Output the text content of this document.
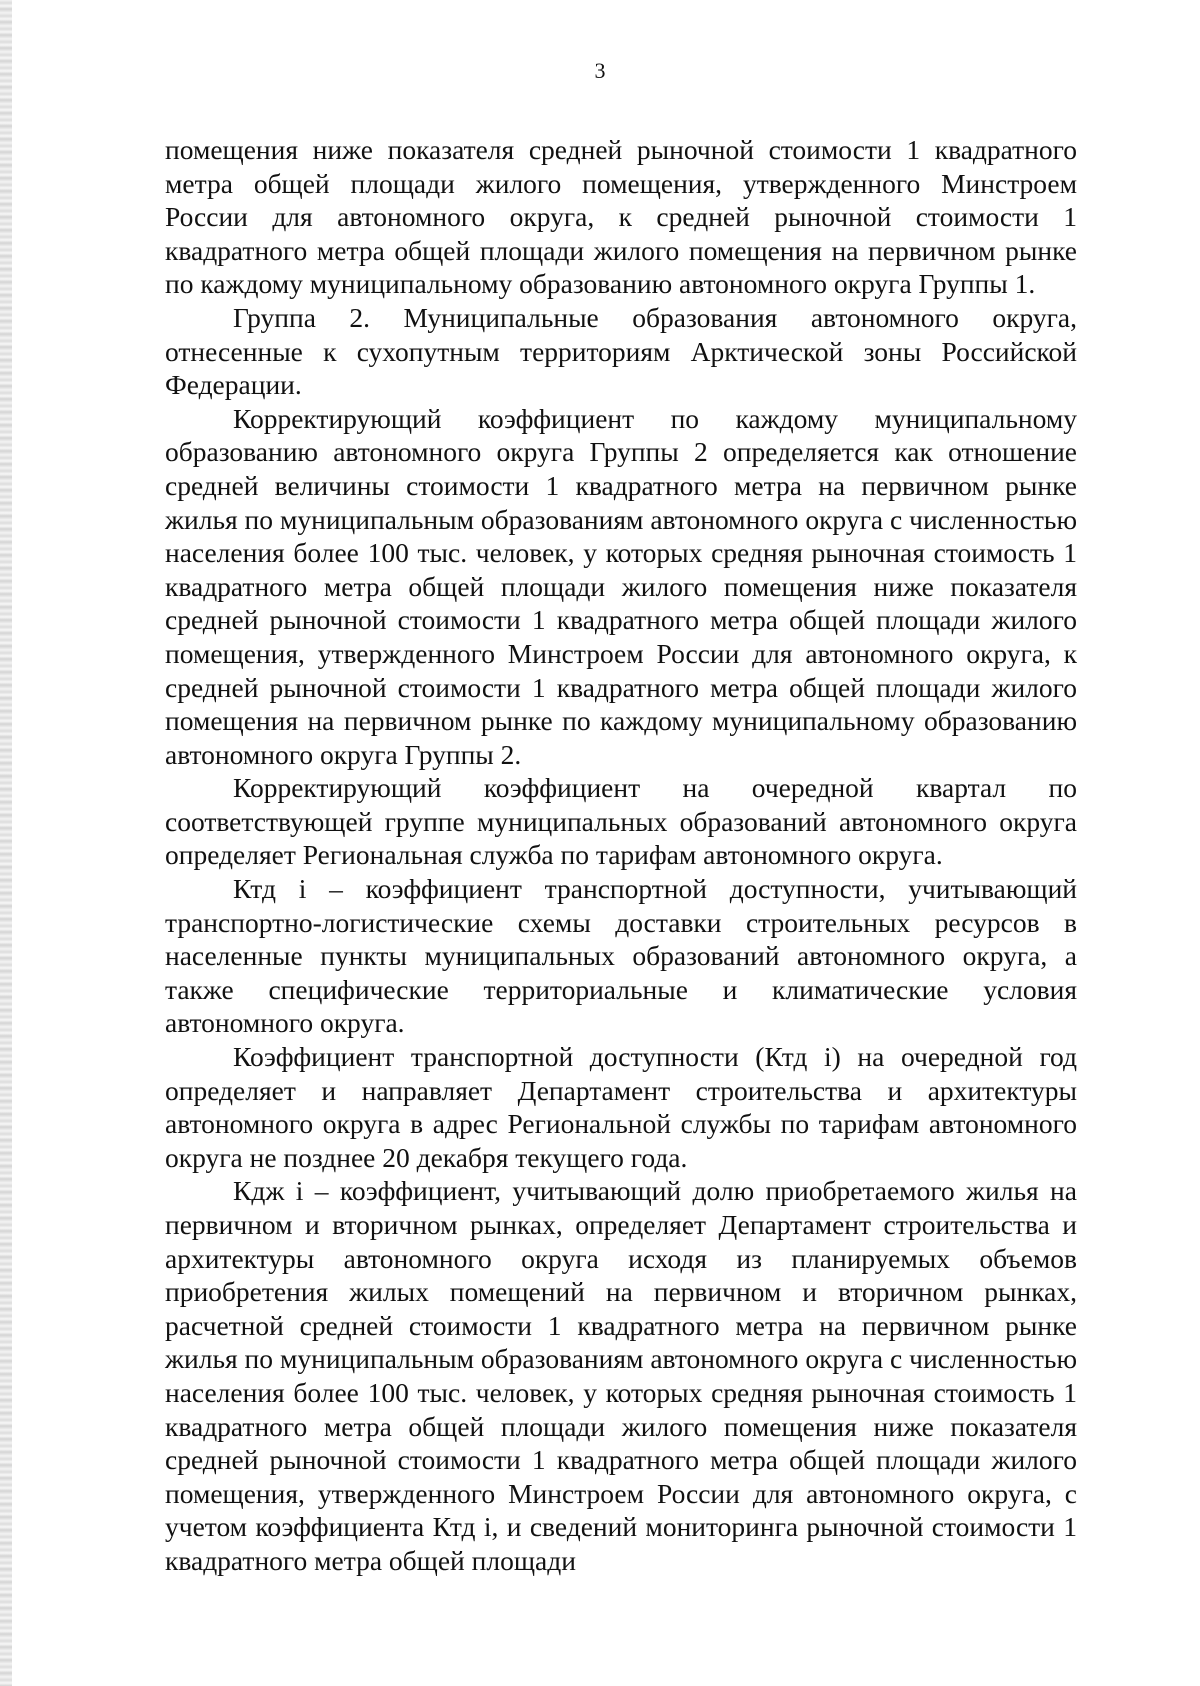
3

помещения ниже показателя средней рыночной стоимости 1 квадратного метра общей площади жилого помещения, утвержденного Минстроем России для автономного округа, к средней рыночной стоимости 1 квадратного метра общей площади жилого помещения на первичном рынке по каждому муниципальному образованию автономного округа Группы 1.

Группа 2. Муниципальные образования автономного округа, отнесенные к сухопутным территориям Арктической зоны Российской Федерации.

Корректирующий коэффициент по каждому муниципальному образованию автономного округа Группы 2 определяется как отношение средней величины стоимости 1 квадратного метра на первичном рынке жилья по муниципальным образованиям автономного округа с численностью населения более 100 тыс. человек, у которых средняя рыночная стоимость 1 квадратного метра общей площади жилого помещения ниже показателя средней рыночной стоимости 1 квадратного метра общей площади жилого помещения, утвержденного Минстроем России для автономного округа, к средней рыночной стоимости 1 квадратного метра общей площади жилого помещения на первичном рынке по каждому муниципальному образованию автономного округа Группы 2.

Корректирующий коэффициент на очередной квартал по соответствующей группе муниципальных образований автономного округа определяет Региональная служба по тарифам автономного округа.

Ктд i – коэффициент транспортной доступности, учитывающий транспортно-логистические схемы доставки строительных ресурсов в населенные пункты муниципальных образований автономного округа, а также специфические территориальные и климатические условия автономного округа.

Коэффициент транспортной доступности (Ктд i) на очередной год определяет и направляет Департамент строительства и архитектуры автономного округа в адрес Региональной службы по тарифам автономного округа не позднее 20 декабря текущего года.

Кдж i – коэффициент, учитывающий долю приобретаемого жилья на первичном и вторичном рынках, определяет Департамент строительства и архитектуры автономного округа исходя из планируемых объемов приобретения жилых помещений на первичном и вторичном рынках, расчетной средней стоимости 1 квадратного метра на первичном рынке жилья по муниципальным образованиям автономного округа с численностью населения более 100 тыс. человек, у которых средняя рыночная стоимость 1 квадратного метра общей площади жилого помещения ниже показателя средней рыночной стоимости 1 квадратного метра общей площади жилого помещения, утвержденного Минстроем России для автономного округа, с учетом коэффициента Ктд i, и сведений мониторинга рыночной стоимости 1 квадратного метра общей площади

...

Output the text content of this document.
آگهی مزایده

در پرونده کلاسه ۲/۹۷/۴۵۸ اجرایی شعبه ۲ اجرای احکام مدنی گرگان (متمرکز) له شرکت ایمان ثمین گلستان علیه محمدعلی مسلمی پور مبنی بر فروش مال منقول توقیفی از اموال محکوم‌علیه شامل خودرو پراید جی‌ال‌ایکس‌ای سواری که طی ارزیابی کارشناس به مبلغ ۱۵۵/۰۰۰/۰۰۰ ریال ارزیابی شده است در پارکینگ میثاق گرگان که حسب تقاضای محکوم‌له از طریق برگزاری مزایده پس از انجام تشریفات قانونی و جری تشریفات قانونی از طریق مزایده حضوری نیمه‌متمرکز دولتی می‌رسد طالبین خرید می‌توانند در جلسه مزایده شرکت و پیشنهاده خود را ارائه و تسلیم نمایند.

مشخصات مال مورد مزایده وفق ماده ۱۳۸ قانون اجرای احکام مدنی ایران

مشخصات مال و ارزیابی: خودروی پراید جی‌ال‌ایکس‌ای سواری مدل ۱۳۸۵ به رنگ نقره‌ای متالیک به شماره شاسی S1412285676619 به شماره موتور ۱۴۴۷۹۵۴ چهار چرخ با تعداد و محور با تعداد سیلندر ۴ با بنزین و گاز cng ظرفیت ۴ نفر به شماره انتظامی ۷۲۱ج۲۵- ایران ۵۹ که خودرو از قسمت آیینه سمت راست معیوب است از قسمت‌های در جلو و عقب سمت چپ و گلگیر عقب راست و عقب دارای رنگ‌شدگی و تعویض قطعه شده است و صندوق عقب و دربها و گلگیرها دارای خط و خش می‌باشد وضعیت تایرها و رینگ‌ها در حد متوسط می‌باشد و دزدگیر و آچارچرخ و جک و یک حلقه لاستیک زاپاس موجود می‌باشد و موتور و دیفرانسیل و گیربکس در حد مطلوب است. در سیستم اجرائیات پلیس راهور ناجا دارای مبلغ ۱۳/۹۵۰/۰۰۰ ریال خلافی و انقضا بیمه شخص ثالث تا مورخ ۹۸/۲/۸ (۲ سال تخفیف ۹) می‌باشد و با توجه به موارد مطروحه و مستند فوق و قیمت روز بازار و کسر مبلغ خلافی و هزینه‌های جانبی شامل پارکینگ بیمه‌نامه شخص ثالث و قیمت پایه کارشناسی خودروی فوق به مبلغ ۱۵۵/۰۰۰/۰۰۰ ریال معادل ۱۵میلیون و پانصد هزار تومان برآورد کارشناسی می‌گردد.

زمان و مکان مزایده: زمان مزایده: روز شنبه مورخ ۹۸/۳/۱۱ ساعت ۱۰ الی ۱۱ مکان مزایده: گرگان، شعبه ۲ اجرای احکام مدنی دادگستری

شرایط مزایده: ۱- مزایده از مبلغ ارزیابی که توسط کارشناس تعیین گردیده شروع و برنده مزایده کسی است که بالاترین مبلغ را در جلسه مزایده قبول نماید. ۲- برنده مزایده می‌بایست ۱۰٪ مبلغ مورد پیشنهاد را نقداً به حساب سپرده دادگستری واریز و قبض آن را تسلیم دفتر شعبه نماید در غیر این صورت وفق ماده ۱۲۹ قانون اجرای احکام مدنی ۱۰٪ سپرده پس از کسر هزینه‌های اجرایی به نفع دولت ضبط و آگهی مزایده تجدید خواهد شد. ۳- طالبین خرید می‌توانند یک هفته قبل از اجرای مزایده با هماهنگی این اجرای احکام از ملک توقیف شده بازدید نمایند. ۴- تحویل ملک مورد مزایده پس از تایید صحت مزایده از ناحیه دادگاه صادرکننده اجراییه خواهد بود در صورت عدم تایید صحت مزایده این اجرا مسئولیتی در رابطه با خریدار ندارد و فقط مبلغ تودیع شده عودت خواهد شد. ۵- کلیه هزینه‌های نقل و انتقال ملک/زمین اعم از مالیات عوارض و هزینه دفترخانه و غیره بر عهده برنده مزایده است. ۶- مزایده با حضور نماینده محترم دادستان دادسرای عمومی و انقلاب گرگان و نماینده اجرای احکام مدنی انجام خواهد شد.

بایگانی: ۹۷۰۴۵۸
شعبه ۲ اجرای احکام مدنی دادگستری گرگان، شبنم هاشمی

...

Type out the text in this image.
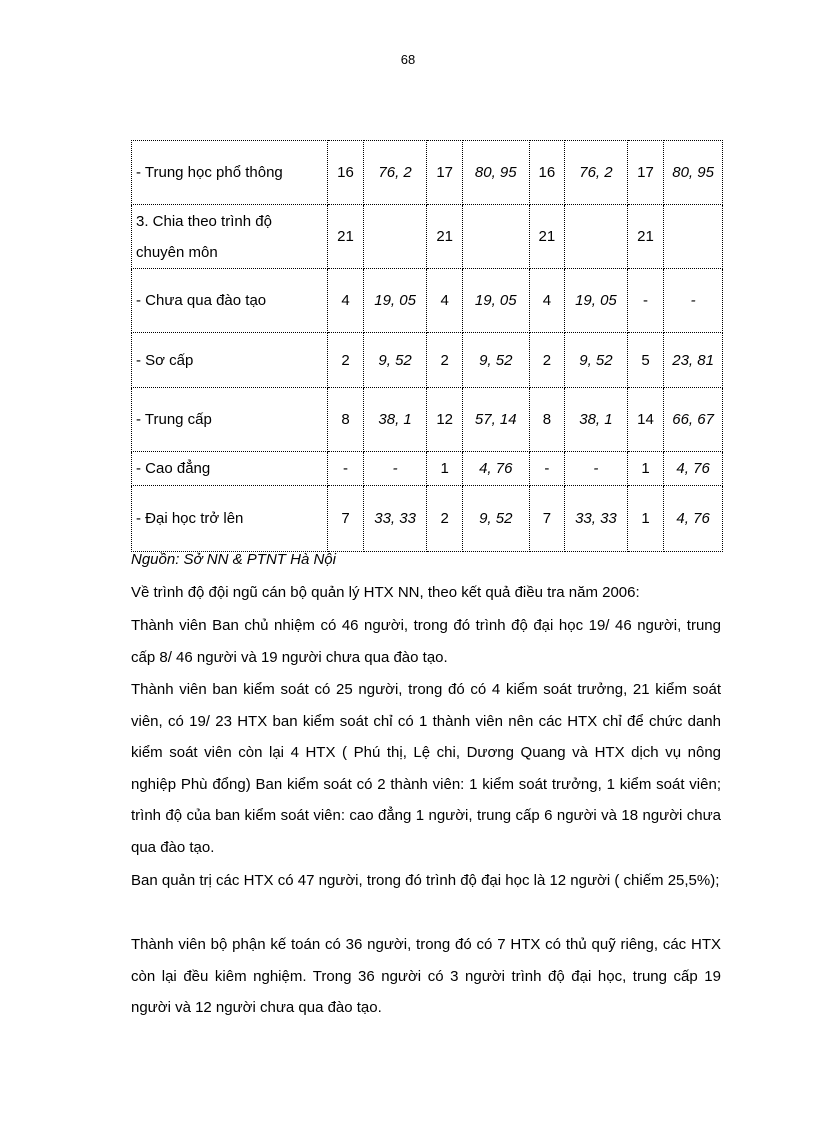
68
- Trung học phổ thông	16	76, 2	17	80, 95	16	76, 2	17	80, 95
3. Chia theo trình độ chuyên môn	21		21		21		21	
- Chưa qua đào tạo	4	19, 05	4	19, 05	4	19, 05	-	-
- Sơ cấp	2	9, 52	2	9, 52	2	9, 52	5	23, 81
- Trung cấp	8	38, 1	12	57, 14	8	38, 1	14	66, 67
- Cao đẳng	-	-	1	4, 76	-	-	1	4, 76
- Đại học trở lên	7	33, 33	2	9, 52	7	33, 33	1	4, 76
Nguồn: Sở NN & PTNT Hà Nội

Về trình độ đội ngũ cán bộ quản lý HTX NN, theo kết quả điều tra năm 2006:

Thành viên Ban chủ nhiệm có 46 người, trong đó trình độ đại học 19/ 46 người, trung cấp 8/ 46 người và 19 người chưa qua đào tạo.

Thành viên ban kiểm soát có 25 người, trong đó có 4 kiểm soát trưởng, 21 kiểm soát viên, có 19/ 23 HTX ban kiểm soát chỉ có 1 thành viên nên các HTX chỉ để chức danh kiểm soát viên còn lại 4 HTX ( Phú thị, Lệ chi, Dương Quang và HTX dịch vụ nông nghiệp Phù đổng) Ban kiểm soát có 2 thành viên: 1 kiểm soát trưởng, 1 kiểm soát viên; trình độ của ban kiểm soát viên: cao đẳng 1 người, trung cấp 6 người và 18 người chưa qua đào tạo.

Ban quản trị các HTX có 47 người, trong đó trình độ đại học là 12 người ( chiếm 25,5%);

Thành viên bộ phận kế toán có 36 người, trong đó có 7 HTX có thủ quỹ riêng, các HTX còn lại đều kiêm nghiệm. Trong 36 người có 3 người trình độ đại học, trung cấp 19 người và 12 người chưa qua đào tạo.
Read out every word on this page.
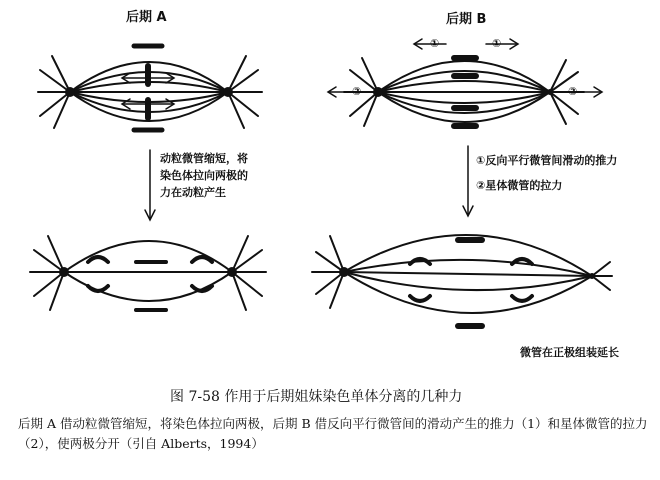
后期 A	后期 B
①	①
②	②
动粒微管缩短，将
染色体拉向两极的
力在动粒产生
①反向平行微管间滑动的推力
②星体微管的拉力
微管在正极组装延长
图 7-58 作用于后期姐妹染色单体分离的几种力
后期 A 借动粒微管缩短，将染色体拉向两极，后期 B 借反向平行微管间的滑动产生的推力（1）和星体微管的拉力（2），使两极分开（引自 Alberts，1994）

* **THE REQUEST**
Only the number is wanted: how many lines above include the word "очередной"?

* **TASK RESPONSE**
2